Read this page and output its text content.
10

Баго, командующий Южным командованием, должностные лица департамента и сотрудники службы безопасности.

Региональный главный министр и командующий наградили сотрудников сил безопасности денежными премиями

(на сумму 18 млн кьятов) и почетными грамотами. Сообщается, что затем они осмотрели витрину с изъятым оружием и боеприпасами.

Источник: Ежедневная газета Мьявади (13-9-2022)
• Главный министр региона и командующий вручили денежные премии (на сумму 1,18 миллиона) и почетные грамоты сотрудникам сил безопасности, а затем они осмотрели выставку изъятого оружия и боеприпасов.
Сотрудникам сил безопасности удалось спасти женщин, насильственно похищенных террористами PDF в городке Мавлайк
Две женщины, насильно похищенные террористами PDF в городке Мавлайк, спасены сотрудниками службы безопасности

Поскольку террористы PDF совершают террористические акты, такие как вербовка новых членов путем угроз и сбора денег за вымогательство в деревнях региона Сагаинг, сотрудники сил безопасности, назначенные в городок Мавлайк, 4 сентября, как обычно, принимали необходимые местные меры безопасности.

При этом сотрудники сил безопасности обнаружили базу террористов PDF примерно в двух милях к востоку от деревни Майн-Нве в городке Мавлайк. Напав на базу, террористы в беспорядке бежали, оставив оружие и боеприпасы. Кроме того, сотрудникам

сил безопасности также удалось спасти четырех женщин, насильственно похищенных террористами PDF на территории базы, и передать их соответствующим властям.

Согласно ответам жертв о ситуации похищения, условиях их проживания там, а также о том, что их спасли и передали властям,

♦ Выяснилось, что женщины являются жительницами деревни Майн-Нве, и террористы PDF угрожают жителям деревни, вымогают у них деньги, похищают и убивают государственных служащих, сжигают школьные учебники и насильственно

####

> _Required work_
Return the listing above in its exact form.

> _Exercise answer_
Read this page and output its text content.
10

Баго, командующий Южным командованием, должностные лица департамента и сотрудники службы безопасности.

Региональный главный министр и командующий наградили сотрудников сил безопасности денежными премиями

(на сумму 18 млн кьятов) и почетными грамотами. Сообщается, что затем они осмотрели витрину с изъятым оружием и боеприпасами.

Источник: Ежедневная газета Мьявади (13-9-2022)
• Главный министр региона и командующий вручили денежные премии (на сумму 1,18 миллиона) и почетные грамоты сотрудникам сил безопасности, а затем они осмотрели выставку изъятого оружия и боеприпасов.
Сотрудникам сил безопасности удалось спасти женщин, насильственно похищенных террористами PDF в городке Мавлайк
Две женщины, насильно похищенные террористами PDF в городке Мавлайк, спасены сотрудниками службы безопасности

Поскольку террористы PDF совершают террористические акты, такие как вербовка новых членов путем угроз и сбора денег за вымогательство в деревнях региона Сагаинг, сотрудники сил безопасности, назначенные в городок Мавлайк, 4 сентября, как обычно, принимали необходимые местные меры безопасности.

При этом сотрудники сил безопасности обнаружили базу террористов PDF примерно в двух милях к востоку от деревни Майн-Нве в городке Мавлайк. Напав на базу, террористы в беспорядке бежали, оставив оружие и боеприпасы. Кроме того, сотрудникам

сил безопасности также удалось спасти четырех женщин, насильственно похищенных террористами PDF на территории базы, и передать их соответствующим властям.

Согласно ответам жертв о ситуации похищения, условиях их проживания там, а также о том, что их спасли и передали властям,

♦ Выяснилось, что женщины являются жительницами деревни Майн-Нве, и террористы PDF угрожают жителям деревни, вымогают у них деньги, похищают и убивают государственных служащих, сжигают школьные учебники и насильственно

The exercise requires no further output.